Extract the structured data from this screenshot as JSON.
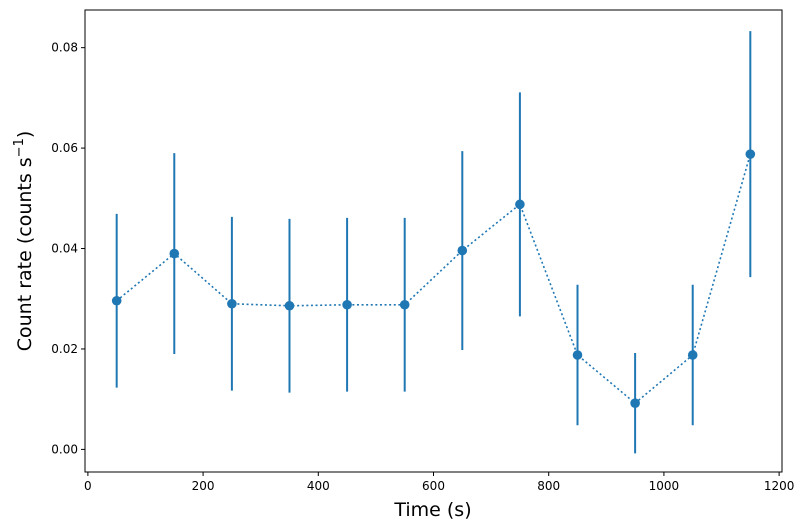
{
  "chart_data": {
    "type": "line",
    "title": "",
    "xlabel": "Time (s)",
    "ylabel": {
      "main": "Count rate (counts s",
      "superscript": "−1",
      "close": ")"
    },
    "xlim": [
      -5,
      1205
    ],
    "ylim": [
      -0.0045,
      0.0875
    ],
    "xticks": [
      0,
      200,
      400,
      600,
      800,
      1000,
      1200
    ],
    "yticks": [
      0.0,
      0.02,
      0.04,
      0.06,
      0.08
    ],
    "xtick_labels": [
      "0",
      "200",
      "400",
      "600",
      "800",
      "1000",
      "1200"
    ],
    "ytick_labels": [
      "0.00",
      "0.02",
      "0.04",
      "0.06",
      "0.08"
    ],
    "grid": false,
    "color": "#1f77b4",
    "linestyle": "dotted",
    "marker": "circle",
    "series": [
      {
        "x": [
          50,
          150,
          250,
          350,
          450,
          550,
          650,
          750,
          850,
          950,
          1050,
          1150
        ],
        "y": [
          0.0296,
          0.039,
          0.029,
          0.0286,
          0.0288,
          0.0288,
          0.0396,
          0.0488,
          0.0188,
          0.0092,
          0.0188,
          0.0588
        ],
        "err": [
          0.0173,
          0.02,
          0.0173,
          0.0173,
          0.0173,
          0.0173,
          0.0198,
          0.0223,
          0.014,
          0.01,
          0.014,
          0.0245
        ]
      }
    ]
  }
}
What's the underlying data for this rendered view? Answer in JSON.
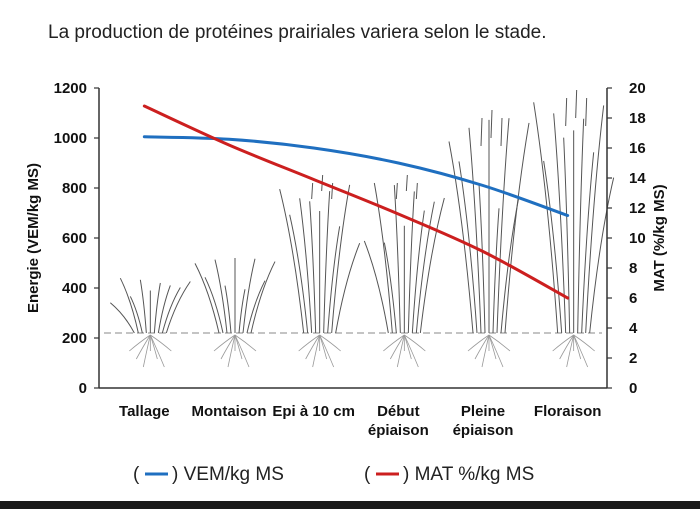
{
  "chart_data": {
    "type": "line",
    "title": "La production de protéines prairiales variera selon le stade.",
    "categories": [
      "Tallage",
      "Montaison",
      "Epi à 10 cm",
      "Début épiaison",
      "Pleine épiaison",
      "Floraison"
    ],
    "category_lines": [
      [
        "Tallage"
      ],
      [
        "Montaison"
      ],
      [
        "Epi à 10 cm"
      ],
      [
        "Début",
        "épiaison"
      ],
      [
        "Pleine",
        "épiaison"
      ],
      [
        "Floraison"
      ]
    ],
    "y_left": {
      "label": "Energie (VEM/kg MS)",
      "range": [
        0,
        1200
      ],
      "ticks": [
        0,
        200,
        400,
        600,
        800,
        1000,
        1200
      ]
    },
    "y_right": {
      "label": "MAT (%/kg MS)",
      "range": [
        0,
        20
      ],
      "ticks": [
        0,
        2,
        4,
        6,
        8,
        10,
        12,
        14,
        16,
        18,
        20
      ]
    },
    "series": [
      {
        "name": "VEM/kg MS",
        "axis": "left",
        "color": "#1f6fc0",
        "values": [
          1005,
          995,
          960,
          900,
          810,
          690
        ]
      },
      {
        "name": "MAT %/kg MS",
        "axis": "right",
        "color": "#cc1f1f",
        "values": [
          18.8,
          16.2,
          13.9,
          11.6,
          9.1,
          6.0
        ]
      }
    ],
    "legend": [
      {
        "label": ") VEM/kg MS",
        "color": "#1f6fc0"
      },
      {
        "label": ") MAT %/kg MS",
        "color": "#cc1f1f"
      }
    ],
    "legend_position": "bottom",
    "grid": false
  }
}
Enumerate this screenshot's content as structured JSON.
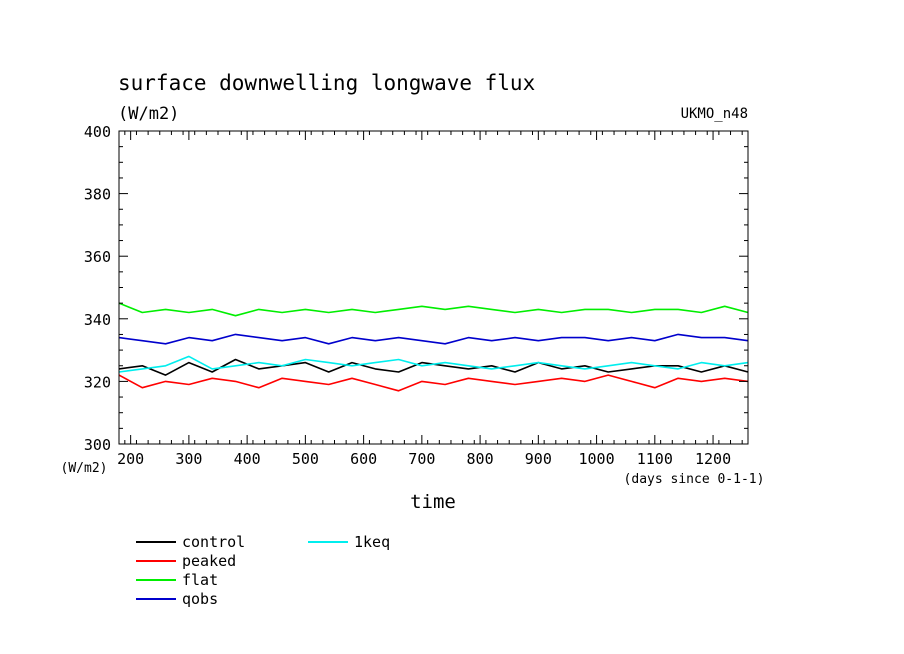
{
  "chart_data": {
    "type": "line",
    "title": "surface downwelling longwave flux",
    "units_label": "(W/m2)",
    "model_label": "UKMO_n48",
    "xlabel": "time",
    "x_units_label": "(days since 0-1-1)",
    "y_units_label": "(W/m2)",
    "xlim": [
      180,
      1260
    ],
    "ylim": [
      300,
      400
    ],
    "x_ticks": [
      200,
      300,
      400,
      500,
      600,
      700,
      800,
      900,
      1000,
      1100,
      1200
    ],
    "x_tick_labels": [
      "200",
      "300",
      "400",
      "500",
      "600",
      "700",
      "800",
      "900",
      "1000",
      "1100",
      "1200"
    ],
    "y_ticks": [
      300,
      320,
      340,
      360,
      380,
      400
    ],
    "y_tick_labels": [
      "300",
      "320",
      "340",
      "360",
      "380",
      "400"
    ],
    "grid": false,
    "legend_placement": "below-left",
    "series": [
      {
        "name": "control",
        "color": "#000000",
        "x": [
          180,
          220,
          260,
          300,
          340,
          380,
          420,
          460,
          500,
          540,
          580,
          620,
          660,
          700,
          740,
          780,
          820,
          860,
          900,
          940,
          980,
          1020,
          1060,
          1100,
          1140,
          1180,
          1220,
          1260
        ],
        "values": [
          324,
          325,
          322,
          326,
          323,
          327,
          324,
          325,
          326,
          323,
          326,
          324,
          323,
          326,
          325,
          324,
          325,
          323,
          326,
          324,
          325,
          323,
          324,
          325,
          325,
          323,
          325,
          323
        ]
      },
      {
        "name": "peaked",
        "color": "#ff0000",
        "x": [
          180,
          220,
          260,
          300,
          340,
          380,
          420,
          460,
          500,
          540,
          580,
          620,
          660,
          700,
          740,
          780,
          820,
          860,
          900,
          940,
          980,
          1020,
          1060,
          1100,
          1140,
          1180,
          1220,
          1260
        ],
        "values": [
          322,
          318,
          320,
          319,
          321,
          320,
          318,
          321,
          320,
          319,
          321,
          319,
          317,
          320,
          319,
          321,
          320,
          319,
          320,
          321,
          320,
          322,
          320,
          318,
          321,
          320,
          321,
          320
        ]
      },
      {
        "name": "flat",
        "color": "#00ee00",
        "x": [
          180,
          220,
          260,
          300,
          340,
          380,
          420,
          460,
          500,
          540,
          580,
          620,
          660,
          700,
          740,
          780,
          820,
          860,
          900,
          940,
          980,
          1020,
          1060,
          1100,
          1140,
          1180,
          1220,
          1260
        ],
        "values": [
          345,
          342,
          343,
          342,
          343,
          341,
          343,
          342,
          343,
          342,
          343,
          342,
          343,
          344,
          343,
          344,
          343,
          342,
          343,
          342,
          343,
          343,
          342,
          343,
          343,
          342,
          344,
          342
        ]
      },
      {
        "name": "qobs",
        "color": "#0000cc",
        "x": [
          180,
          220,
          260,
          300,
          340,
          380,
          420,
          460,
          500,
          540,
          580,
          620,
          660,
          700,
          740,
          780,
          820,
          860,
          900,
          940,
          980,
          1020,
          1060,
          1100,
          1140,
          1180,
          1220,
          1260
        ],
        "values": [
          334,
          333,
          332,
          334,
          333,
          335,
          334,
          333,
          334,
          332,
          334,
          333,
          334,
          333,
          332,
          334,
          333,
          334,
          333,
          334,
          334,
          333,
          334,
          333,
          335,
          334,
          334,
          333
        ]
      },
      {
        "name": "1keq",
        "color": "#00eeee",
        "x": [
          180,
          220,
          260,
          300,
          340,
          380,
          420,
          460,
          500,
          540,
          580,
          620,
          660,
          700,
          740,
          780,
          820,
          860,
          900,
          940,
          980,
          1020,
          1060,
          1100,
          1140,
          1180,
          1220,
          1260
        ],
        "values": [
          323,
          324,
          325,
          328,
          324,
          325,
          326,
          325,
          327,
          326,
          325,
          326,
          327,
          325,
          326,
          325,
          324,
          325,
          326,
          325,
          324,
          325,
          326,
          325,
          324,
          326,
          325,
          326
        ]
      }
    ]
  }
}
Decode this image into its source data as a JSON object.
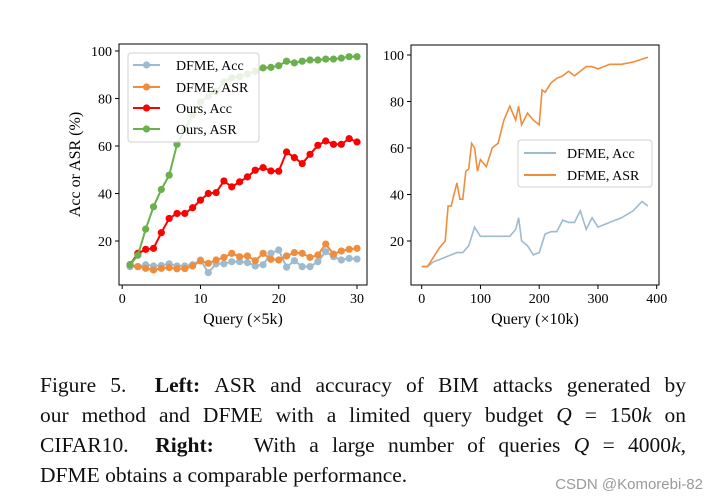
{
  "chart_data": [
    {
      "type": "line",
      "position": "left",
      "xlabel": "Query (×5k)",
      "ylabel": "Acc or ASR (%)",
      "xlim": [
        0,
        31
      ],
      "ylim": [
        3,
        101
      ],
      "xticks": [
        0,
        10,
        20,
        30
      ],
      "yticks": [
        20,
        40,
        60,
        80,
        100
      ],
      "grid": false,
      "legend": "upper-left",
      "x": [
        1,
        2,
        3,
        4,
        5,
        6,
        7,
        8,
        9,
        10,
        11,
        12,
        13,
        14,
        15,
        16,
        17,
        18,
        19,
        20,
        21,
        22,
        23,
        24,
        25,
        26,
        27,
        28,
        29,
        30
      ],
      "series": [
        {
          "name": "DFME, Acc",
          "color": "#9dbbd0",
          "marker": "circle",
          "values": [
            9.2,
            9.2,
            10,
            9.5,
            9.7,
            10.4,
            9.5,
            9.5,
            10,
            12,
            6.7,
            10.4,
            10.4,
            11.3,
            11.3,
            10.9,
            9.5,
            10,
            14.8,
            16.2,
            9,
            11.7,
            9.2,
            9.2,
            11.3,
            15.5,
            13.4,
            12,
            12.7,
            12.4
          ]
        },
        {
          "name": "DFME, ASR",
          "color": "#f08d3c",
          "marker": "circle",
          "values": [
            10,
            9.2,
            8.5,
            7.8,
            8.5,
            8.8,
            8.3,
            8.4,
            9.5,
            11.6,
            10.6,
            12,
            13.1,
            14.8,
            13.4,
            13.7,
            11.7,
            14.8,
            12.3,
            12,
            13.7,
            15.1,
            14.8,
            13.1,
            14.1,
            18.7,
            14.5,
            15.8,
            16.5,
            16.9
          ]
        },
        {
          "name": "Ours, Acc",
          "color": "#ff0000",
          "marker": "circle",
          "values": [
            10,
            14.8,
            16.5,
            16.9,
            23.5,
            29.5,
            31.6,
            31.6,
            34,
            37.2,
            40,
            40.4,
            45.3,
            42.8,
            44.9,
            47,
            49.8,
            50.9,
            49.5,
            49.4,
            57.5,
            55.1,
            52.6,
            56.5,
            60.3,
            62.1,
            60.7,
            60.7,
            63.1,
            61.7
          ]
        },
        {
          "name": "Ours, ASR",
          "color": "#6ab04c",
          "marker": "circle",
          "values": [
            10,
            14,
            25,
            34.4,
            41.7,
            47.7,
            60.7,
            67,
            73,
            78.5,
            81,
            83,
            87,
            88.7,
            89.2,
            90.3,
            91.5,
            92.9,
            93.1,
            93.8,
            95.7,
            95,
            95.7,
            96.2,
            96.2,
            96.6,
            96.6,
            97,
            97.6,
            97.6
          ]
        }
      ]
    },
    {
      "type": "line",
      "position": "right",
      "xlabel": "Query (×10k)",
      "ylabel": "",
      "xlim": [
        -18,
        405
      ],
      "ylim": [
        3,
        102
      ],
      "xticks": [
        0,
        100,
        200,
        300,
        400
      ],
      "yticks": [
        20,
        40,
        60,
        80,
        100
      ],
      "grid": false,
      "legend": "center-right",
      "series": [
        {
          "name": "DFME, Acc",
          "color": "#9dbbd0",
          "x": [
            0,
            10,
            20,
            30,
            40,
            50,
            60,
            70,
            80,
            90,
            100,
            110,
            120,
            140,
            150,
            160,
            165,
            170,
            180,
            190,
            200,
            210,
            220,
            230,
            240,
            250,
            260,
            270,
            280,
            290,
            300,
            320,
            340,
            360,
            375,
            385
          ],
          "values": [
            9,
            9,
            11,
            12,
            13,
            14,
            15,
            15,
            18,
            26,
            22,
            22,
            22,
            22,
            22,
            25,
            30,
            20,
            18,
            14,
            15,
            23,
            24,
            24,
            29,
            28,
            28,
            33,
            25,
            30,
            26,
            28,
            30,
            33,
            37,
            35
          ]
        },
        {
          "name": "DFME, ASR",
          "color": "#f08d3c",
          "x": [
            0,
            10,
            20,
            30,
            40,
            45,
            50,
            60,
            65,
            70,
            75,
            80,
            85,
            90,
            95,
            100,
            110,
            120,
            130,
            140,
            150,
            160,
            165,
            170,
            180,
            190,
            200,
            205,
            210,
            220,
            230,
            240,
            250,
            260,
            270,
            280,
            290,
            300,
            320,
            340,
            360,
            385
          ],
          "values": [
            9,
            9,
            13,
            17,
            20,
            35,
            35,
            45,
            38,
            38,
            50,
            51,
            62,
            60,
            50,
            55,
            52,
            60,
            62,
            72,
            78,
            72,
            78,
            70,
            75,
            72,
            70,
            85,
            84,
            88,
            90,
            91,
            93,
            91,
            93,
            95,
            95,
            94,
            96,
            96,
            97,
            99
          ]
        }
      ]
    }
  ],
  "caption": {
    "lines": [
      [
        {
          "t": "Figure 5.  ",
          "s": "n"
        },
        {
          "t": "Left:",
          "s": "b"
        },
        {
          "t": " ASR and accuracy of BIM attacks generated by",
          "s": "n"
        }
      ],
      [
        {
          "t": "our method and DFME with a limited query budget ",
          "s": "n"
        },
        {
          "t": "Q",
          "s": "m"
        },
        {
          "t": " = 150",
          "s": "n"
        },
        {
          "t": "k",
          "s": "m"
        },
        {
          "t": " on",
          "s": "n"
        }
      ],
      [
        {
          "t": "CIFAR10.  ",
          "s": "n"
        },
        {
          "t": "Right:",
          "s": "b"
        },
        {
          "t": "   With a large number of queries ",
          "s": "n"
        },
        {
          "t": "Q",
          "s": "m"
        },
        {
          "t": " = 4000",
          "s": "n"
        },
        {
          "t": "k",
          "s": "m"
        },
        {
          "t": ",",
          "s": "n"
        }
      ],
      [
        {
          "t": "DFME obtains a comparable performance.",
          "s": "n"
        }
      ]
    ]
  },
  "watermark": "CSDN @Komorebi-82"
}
☆ ☆ ☆
Write out every line of the listing that holds the word "structured".

Extract the structured data from this screenshot as JSON.
Enumerate this screenshot's content as structured JSON.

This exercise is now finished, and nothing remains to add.